• _DATA ENTRIES_
[Begin]
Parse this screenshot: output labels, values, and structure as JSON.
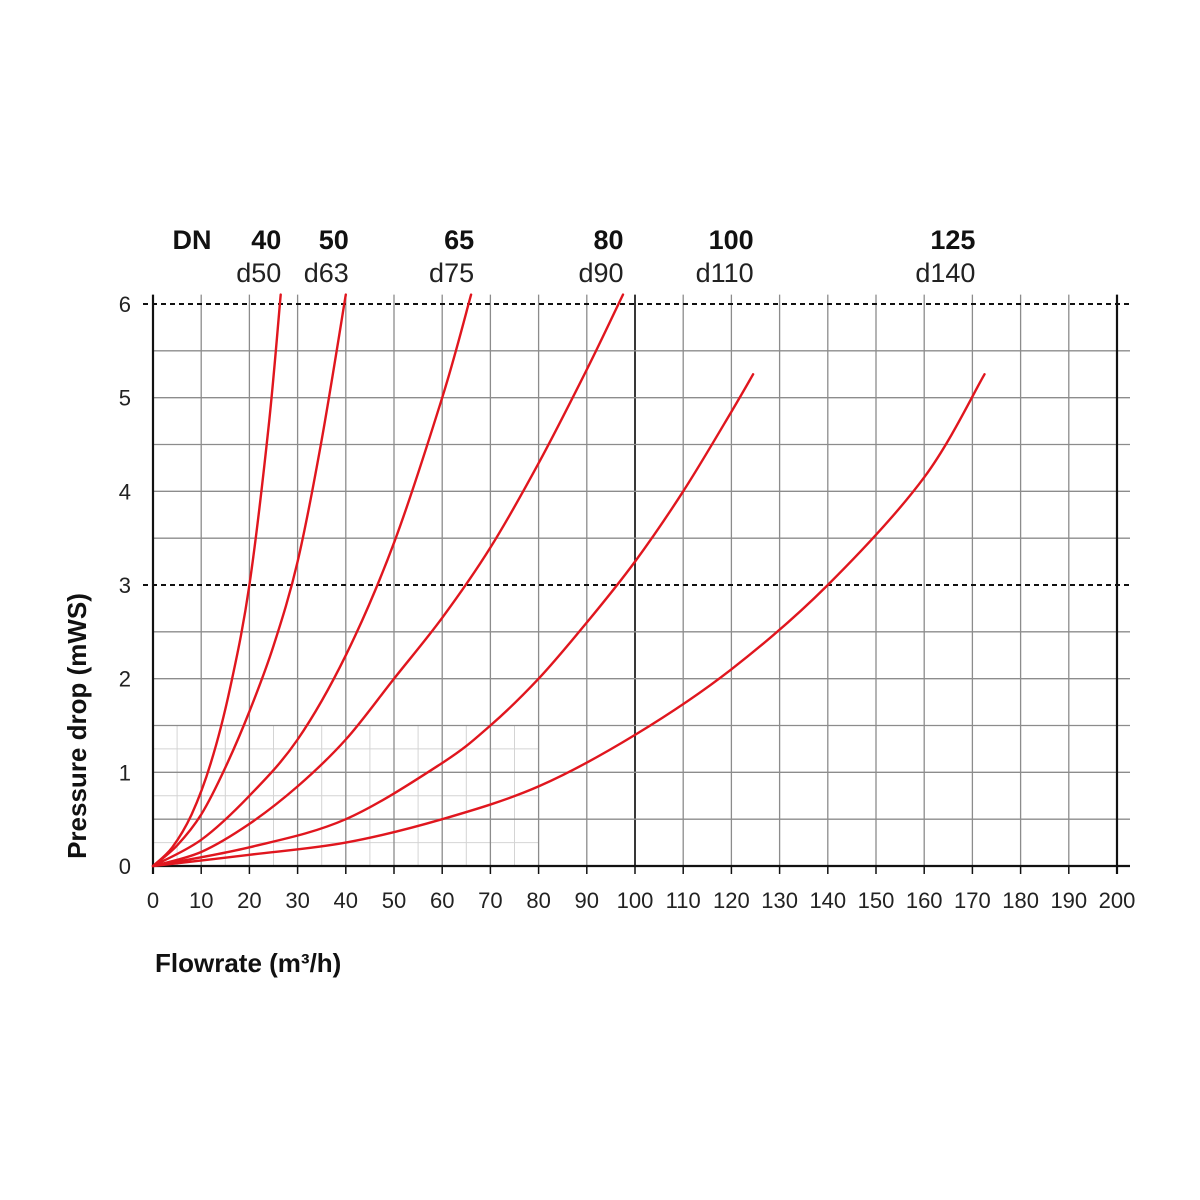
{
  "chart_data": {
    "type": "line",
    "xlabel": "Flowrate (m³/h)",
    "ylabel": "Pressure drop (mWS)",
    "xlim": [
      0,
      200
    ],
    "ylim": [
      0,
      6
    ],
    "x_ticks": [
      "0",
      "10",
      "20",
      "30",
      "40",
      "50",
      "60",
      "70",
      "80",
      "90",
      "100",
      "110",
      "120",
      "130",
      "140",
      "150",
      "160",
      "170",
      "180",
      "190",
      "200"
    ],
    "y_ticks": [
      "0",
      "1",
      "2",
      "3",
      "4",
      "5",
      "6"
    ],
    "grid": true,
    "reference_lines": [
      3,
      6
    ],
    "line_color": "#e0161e",
    "header_label": "DN",
    "series": [
      {
        "dn": "40",
        "d": "d50",
        "label_x": 26,
        "x": [
          0,
          4,
          8,
          12,
          16,
          20,
          24,
          26.5
        ],
        "y": [
          0,
          0.2,
          0.55,
          1.1,
          1.9,
          3.0,
          4.7,
          6.1
        ]
      },
      {
        "dn": "50",
        "d": "d63",
        "label_x": 40,
        "x": [
          0,
          5,
          10,
          15,
          20,
          25,
          30,
          35,
          40
        ],
        "y": [
          0,
          0.22,
          0.55,
          1.05,
          1.65,
          2.35,
          3.25,
          4.55,
          6.1
        ]
      },
      {
        "dn": "65",
        "d": "d75",
        "label_x": 66,
        "x": [
          0,
          10,
          20,
          30,
          40,
          50,
          60,
          66
        ],
        "y": [
          0,
          0.28,
          0.75,
          1.35,
          2.25,
          3.45,
          5.0,
          6.1
        ]
      },
      {
        "dn": "80",
        "d": "d90",
        "label_x": 97,
        "x": [
          0,
          10,
          20,
          30,
          40,
          50,
          60,
          70,
          80,
          90,
          97.5
        ],
        "y": [
          0,
          0.15,
          0.45,
          0.85,
          1.35,
          2.0,
          2.65,
          3.4,
          4.3,
          5.3,
          6.1
        ]
      },
      {
        "dn": "100",
        "d": "d110",
        "label_x": 124,
        "x": [
          0,
          20,
          40,
          60,
          70,
          80,
          90,
          100,
          110,
          120,
          124.5
        ],
        "y": [
          0,
          0.2,
          0.5,
          1.1,
          1.5,
          2.0,
          2.6,
          3.25,
          4.0,
          4.85,
          5.25
        ]
      },
      {
        "dn": "125",
        "d": "d140",
        "label_x": 170,
        "x": [
          0,
          20,
          40,
          60,
          80,
          100,
          120,
          140,
          160,
          172.5
        ],
        "y": [
          0,
          0.12,
          0.25,
          0.5,
          0.85,
          1.4,
          2.1,
          3.0,
          4.15,
          5.25
        ]
      }
    ]
  }
}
[End]
• _OBJECTIVE_
Send back the data above word for word, with the pictures left out.

• _TASK RESULT_
Parse this screenshot: output labels, values, and structure as JSON.
{
  "chart_data": {
    "type": "line",
    "xlabel": "Flowrate (m³/h)",
    "ylabel": "Pressure drop (mWS)",
    "xlim": [
      0,
      200
    ],
    "ylim": [
      0,
      6
    ],
    "x_ticks": [
      "0",
      "10",
      "20",
      "30",
      "40",
      "50",
      "60",
      "70",
      "80",
      "90",
      "100",
      "110",
      "120",
      "130",
      "140",
      "150",
      "160",
      "170",
      "180",
      "190",
      "200"
    ],
    "y_ticks": [
      "0",
      "1",
      "2",
      "3",
      "4",
      "5",
      "6"
    ],
    "grid": true,
    "reference_lines": [
      3,
      6
    ],
    "line_color": "#e0161e",
    "header_label": "DN",
    "series": [
      {
        "dn": "40",
        "d": "d50",
        "label_x": 26,
        "x": [
          0,
          4,
          8,
          12,
          16,
          20,
          24,
          26.5
        ],
        "y": [
          0,
          0.2,
          0.55,
          1.1,
          1.9,
          3.0,
          4.7,
          6.1
        ]
      },
      {
        "dn": "50",
        "d": "d63",
        "label_x": 40,
        "x": [
          0,
          5,
          10,
          15,
          20,
          25,
          30,
          35,
          40
        ],
        "y": [
          0,
          0.22,
          0.55,
          1.05,
          1.65,
          2.35,
          3.25,
          4.55,
          6.1
        ]
      },
      {
        "dn": "65",
        "d": "d75",
        "label_x": 66,
        "x": [
          0,
          10,
          20,
          30,
          40,
          50,
          60,
          66
        ],
        "y": [
          0,
          0.28,
          0.75,
          1.35,
          2.25,
          3.45,
          5.0,
          6.1
        ]
      },
      {
        "dn": "80",
        "d": "d90",
        "label_x": 97,
        "x": [
          0,
          10,
          20,
          30,
          40,
          50,
          60,
          70,
          80,
          90,
          97.5
        ],
        "y": [
          0,
          0.15,
          0.45,
          0.85,
          1.35,
          2.0,
          2.65,
          3.4,
          4.3,
          5.3,
          6.1
        ]
      },
      {
        "dn": "100",
        "d": "d110",
        "label_x": 124,
        "x": [
          0,
          20,
          40,
          60,
          70,
          80,
          90,
          100,
          110,
          120,
          124.5
        ],
        "y": [
          0,
          0.2,
          0.5,
          1.1,
          1.5,
          2.0,
          2.6,
          3.25,
          4.0,
          4.85,
          5.25
        ]
      },
      {
        "dn": "125",
        "d": "d140",
        "label_x": 170,
        "x": [
          0,
          20,
          40,
          60,
          80,
          100,
          120,
          140,
          160,
          172.5
        ],
        "y": [
          0,
          0.12,
          0.25,
          0.5,
          0.85,
          1.4,
          2.1,
          3.0,
          4.15,
          5.25
        ]
      }
    ]
  }
}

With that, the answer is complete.